> [Data]:
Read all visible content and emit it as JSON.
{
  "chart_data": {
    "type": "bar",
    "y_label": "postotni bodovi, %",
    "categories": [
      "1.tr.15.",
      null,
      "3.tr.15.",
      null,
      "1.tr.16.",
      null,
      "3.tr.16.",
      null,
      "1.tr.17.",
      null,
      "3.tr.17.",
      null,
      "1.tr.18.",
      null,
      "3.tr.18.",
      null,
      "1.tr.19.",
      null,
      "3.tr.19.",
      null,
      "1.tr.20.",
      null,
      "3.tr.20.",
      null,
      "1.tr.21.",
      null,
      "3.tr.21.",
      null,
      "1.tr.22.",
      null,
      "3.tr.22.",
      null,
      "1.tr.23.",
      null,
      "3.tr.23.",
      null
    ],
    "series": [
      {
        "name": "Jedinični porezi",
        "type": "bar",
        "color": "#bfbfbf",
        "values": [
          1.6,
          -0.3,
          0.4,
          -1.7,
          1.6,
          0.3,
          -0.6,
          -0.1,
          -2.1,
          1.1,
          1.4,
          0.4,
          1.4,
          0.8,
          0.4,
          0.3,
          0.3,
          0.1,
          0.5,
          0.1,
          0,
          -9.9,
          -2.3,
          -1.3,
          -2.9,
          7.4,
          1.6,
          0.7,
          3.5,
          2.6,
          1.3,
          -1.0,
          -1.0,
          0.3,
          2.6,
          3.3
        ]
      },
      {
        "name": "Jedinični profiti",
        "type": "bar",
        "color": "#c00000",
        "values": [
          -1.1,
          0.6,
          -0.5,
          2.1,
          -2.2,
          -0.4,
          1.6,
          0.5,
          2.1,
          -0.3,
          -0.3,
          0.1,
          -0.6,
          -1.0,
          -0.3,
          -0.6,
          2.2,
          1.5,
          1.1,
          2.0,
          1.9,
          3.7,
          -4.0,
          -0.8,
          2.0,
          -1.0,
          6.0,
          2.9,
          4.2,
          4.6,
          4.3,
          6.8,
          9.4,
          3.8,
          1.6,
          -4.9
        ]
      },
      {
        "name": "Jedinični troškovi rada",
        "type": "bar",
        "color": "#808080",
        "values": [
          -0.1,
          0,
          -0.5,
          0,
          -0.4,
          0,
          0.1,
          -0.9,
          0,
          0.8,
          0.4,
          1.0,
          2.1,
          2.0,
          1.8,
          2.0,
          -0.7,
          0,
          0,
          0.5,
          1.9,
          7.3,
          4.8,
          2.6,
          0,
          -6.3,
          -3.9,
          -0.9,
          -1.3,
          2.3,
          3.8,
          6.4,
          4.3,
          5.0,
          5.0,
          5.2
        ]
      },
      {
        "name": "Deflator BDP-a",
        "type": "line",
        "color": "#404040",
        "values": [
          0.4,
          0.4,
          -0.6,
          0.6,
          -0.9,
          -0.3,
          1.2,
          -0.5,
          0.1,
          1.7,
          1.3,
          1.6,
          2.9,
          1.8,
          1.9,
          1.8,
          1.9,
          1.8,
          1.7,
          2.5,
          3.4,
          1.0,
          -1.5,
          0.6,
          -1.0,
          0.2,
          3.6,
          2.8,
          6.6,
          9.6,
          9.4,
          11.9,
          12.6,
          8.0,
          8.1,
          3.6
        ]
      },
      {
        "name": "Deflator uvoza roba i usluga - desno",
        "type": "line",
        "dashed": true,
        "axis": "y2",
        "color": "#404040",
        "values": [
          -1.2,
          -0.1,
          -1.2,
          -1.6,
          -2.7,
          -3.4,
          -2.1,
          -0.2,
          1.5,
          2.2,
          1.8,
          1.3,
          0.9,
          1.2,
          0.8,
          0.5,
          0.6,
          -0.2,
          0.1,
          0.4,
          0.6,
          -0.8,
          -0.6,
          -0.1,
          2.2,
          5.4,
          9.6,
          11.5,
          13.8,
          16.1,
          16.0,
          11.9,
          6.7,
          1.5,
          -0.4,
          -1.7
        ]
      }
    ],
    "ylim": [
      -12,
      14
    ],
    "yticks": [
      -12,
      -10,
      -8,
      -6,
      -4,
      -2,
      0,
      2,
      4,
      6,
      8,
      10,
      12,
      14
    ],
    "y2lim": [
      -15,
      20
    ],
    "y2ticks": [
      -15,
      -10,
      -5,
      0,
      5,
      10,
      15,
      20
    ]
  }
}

> [Task]: Within the listing above, find every line containing the string "color" and return it.

> [Written reply]:
        "color": "#bfbfbf",
        "color": "#c00000",
        "color": "#808080",
        "color": "#404040",
        "color": "#404040",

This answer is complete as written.